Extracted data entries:
"""

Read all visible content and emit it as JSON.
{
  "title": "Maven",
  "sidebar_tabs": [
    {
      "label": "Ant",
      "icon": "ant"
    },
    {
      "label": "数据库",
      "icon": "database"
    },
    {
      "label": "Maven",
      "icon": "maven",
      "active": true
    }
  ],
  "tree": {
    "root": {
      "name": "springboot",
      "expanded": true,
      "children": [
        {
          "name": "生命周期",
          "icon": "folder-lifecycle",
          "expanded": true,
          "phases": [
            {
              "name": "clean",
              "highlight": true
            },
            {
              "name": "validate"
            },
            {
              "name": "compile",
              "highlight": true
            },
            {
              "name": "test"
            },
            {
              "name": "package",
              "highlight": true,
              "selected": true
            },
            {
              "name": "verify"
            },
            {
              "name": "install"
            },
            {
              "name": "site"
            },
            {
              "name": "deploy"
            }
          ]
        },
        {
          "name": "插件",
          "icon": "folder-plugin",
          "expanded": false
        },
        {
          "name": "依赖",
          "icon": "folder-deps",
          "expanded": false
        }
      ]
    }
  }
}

"""

## [Task instructions]
Copy out every line of the listing that includes the string "folder".

## [Response to this task]
          "icon": "folder-lifecycle",
          "icon": "folder-plugin",
          "icon": "folder-deps",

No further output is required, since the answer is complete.